[Data records]
————————

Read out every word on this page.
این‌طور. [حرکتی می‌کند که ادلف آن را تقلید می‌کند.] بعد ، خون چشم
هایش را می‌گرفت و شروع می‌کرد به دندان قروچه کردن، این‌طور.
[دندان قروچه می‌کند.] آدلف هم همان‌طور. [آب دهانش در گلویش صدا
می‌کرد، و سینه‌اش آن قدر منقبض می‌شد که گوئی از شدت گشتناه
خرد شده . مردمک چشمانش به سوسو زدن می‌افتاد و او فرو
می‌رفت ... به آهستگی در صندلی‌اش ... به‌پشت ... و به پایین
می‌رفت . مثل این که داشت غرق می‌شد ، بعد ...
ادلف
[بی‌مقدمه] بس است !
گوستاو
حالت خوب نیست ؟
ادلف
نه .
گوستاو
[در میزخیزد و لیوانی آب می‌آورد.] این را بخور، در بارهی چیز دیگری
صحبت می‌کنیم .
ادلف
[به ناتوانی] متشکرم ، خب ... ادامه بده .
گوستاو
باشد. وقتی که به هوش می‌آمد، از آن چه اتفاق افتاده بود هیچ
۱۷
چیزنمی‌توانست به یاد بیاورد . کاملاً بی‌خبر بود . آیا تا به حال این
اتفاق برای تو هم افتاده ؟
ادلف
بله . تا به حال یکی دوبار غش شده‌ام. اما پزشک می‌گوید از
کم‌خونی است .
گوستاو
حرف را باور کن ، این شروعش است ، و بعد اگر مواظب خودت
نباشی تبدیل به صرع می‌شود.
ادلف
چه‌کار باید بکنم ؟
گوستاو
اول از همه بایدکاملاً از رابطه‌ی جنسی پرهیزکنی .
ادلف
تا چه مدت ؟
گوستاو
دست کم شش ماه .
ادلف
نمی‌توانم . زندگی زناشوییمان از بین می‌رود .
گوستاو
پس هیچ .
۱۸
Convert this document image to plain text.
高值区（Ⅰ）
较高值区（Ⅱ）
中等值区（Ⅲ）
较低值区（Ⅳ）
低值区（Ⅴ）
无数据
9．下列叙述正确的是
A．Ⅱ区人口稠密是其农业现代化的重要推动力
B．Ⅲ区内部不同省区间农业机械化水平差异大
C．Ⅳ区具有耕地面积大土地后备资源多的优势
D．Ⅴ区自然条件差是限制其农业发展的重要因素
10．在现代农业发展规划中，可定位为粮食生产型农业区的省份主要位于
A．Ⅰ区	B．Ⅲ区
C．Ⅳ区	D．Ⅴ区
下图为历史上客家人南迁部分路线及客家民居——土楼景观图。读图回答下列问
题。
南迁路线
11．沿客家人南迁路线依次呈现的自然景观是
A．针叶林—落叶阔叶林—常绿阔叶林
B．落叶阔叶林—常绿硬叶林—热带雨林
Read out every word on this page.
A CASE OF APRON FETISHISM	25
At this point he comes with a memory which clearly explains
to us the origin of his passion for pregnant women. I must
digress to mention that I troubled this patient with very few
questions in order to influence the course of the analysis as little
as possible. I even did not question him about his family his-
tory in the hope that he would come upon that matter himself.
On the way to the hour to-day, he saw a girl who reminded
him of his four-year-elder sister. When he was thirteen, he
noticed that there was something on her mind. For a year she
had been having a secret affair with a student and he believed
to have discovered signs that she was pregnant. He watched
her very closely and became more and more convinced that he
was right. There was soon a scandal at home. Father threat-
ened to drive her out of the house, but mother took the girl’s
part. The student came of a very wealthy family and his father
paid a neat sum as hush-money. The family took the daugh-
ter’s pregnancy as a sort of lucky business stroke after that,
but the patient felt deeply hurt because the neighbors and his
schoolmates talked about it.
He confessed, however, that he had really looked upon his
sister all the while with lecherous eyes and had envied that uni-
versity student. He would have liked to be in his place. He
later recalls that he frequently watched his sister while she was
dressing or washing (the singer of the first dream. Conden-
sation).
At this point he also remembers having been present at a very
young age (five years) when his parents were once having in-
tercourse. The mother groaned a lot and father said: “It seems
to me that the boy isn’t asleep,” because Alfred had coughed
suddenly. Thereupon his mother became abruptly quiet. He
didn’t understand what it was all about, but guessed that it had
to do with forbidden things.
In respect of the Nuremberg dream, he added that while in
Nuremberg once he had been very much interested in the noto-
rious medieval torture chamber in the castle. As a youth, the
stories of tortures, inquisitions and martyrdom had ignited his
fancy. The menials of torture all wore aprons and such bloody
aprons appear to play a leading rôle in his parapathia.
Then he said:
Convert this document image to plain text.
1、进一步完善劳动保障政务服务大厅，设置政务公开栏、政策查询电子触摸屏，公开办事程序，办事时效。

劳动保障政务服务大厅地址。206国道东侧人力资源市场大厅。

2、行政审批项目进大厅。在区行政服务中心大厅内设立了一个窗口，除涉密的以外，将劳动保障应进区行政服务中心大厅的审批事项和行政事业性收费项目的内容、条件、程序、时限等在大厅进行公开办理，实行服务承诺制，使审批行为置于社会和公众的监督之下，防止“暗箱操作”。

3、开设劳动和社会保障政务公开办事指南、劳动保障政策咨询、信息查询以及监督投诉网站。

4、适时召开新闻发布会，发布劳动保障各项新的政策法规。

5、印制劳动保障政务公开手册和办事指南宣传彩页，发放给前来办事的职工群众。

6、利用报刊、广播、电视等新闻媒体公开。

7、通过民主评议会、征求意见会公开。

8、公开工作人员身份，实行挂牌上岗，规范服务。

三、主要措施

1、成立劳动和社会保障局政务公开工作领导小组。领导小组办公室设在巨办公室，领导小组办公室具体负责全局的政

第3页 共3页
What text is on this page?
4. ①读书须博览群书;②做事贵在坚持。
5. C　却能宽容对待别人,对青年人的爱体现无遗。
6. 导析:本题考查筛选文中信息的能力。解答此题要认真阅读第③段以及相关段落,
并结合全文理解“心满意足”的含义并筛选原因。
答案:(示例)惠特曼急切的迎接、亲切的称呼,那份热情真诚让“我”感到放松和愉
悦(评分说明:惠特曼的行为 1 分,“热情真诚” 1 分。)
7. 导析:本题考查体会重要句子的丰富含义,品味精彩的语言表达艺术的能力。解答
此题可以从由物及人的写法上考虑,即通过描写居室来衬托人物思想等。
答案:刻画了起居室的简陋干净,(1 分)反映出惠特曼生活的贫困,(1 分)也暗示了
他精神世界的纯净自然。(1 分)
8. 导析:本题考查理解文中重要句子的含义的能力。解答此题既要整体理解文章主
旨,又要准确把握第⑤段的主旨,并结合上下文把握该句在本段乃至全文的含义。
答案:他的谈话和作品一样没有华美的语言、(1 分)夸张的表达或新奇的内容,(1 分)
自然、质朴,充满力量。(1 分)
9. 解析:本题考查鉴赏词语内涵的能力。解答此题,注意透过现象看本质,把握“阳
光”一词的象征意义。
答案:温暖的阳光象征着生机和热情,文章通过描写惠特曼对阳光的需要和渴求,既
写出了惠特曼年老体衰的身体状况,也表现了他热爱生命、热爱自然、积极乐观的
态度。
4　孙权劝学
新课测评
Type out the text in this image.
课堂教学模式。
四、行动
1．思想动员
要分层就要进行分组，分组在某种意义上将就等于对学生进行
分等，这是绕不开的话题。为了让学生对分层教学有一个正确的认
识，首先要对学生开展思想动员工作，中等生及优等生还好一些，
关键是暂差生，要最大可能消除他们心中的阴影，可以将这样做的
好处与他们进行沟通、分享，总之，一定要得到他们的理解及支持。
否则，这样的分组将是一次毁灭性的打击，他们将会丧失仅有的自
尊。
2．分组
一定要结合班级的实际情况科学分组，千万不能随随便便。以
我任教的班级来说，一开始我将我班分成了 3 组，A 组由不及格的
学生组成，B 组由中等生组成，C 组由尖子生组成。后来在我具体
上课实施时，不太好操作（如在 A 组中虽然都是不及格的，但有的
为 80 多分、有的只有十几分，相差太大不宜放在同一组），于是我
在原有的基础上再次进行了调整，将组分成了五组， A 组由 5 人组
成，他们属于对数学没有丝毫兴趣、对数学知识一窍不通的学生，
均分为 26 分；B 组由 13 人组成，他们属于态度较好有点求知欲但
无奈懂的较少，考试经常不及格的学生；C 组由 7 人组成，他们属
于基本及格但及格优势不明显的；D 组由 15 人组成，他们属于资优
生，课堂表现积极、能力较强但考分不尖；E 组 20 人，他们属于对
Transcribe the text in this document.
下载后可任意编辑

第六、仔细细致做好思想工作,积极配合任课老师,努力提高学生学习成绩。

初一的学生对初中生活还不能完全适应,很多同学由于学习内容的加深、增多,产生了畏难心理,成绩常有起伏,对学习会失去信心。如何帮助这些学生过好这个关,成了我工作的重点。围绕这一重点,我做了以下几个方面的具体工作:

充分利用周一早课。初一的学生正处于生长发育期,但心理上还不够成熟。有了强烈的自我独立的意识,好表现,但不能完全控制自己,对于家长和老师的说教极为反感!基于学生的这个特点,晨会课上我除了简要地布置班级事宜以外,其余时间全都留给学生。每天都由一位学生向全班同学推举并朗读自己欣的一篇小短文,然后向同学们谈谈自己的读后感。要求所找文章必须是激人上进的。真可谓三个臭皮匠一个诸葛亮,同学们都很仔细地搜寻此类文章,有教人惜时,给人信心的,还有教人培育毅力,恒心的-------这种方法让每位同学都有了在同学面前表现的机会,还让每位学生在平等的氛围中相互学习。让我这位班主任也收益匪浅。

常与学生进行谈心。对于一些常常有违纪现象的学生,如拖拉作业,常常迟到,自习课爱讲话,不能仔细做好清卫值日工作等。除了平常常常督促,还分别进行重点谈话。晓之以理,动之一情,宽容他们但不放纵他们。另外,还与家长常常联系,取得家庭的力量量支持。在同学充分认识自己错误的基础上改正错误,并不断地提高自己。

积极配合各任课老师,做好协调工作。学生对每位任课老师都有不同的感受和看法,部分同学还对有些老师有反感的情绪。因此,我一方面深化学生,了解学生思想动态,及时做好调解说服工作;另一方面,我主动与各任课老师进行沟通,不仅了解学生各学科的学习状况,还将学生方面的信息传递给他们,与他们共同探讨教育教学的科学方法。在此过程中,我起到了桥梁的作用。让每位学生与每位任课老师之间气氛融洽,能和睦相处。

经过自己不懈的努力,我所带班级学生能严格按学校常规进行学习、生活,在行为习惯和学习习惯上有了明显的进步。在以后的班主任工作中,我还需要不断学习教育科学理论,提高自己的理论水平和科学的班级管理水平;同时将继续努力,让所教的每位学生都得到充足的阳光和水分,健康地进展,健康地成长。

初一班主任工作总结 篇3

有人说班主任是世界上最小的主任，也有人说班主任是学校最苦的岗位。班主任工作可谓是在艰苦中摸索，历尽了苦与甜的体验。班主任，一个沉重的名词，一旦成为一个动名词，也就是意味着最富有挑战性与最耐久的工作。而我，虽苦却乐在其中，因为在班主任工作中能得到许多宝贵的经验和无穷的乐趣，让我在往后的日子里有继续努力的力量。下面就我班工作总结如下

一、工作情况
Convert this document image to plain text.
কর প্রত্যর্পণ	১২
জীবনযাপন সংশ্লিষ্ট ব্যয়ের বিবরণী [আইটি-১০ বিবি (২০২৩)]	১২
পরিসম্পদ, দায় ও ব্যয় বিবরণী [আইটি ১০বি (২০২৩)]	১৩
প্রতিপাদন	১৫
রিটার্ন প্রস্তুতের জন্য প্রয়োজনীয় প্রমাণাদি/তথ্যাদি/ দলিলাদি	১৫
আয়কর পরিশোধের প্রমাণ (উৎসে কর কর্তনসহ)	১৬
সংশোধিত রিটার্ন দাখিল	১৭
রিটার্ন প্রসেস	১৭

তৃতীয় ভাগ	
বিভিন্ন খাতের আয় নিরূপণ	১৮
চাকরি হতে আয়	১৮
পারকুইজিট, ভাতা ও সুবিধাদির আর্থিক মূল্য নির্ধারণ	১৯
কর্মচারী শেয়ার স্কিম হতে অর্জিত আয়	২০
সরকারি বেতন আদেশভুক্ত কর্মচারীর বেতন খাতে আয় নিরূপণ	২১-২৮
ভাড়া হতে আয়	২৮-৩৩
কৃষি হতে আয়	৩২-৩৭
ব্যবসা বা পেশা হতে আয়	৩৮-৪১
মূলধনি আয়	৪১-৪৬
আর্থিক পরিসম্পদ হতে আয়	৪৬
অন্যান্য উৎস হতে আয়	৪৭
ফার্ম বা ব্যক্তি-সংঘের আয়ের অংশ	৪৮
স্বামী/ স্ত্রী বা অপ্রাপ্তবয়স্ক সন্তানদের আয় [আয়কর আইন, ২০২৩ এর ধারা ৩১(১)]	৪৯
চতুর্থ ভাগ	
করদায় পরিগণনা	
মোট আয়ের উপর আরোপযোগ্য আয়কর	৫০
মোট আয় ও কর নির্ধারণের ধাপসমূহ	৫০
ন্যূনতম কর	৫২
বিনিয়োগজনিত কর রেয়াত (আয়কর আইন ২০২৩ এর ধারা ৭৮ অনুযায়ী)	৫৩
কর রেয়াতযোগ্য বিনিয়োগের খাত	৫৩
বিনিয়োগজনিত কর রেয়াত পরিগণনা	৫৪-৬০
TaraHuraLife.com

————————

REQUIRED TASK:
Show every line in the entries where the string "pregnant" occurs.

ANSWER TO THE PROBLEM:
to us the origin of his passion for pregnant women. I must
to have discovered signs that she was pregnant. He watched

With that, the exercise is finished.